_SET EXERCISE_.
Look through the material and copy each line holding "capability".

_AVAILABLE DATA_.
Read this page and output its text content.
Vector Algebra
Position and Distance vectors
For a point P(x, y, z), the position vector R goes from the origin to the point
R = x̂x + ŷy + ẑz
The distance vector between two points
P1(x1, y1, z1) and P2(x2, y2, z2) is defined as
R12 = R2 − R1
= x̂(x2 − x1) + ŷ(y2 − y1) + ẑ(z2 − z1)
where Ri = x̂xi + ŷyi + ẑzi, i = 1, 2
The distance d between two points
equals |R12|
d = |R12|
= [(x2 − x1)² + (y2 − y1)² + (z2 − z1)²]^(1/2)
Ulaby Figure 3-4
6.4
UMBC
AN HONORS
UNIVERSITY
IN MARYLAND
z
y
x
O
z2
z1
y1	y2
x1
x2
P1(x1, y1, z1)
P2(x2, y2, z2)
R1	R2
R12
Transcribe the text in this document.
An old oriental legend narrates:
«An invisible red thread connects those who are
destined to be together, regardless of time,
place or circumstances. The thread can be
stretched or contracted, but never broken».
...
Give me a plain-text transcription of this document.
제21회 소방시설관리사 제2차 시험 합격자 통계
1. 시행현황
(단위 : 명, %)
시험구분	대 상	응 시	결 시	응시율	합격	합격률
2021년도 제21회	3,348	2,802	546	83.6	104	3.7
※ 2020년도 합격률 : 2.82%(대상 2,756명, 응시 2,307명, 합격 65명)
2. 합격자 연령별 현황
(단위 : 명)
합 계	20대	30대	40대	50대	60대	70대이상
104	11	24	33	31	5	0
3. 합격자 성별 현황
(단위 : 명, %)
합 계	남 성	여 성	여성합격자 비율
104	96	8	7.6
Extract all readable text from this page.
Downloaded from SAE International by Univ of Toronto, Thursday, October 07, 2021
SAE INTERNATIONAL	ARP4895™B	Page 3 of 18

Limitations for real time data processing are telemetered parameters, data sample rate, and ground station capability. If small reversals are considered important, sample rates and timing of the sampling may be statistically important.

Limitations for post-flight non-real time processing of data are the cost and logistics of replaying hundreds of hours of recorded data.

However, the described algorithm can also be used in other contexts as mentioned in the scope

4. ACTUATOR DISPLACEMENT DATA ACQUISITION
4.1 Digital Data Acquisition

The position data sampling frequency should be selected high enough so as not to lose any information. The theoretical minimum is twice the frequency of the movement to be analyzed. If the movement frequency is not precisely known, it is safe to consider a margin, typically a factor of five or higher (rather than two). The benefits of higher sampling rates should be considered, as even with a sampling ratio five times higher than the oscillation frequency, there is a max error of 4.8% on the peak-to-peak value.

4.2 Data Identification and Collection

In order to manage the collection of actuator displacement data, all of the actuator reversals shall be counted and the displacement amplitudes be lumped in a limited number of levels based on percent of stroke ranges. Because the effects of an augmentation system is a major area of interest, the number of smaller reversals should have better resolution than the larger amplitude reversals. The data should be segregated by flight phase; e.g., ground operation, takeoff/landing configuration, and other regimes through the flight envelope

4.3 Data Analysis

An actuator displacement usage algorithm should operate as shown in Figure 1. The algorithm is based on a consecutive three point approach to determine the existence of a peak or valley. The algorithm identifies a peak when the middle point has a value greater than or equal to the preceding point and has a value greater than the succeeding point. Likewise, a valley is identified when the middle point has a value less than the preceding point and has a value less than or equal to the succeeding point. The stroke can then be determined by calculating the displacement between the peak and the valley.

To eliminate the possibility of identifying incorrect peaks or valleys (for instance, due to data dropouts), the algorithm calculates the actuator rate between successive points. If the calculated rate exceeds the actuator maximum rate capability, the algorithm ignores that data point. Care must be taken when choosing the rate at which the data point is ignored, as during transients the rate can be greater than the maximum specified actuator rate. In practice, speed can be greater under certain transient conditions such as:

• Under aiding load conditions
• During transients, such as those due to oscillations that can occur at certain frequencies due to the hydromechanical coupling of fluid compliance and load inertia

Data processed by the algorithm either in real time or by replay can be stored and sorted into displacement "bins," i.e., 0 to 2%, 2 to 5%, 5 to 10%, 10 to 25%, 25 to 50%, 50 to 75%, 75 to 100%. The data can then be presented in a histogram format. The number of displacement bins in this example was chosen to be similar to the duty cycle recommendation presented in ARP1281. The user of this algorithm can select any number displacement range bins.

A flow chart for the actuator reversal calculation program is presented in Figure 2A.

_WRITTEN SOLUTION_.
Limitations for real time data processing are telemetered parameters, data sample rate, and ground station capability. If small reversals are considered important, sample rates and timing of the sampling may be statistically important.
To eliminate the possibility of identifying incorrect peaks or valleys (for instance, due to data dropouts), the algorithm calculates the actuator rate between successive points. If the calculated rate exceeds the actuator maximum rate capability, the algorithm ignores that data point. Care must be taken when choosing the rate at which the data point is ignored, as during transients the rate can be greater than the maximum specified actuator rate. In practice, speed can be greater under certain transient conditions such as:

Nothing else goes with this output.